:: Exercise objective ::
Check every line of the entries that follow, and copy the ones containing "ofrecemos".

## Begin Source data

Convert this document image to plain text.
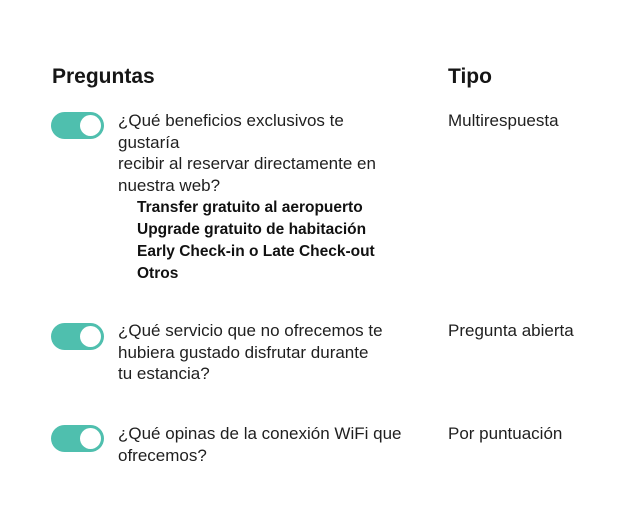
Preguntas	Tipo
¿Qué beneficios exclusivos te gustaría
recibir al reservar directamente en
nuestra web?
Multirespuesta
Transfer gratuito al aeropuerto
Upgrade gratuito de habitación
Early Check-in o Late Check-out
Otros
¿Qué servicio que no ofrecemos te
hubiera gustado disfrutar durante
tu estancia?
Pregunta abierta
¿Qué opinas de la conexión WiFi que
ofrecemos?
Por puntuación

## End Source data
## Begin Source data

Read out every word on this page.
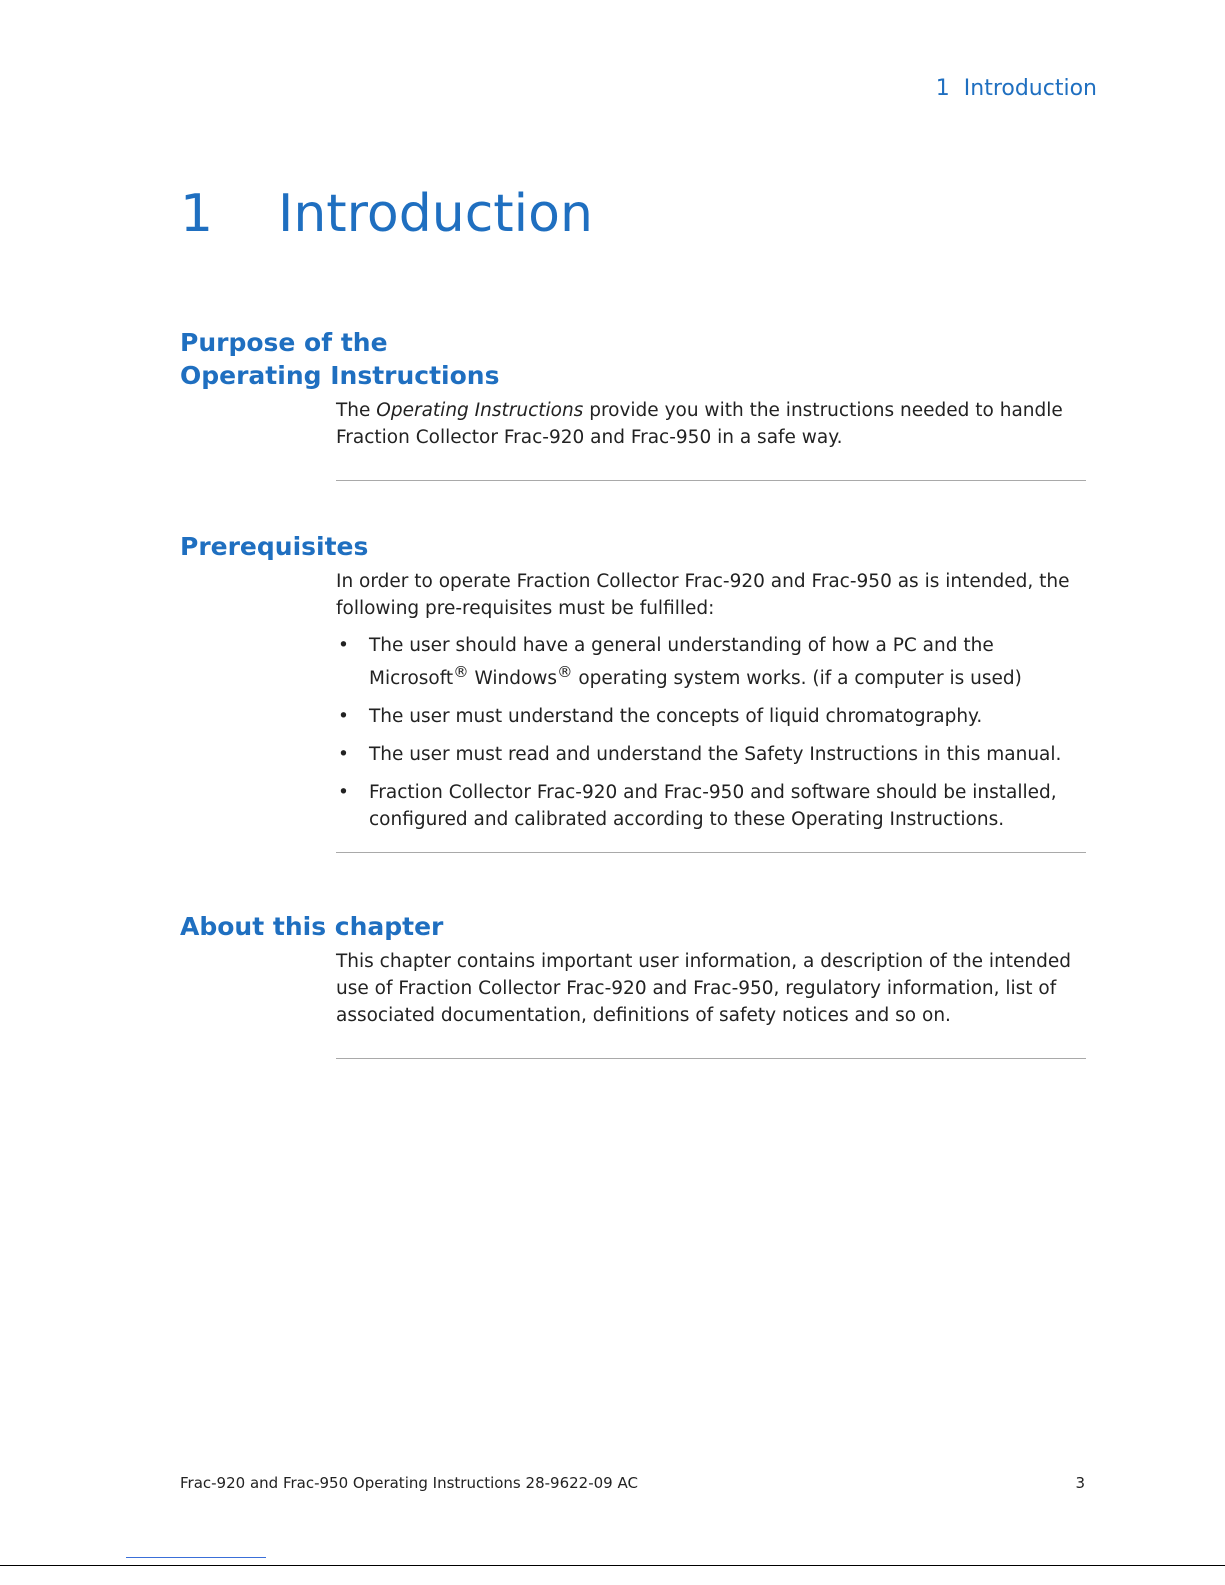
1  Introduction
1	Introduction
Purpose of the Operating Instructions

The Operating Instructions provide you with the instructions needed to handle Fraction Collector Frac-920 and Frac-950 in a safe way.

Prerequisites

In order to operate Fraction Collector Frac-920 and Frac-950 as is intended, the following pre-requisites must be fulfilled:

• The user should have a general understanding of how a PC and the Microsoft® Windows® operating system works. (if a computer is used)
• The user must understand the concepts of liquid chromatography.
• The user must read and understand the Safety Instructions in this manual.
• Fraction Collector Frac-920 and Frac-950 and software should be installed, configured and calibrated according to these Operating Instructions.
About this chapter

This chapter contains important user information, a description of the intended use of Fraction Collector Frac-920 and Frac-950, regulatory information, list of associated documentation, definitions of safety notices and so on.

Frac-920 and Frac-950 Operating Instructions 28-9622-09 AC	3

## End Source data

:: Expected answer ::
¿Qué servicio que no ofrecemos te
ofrecemos?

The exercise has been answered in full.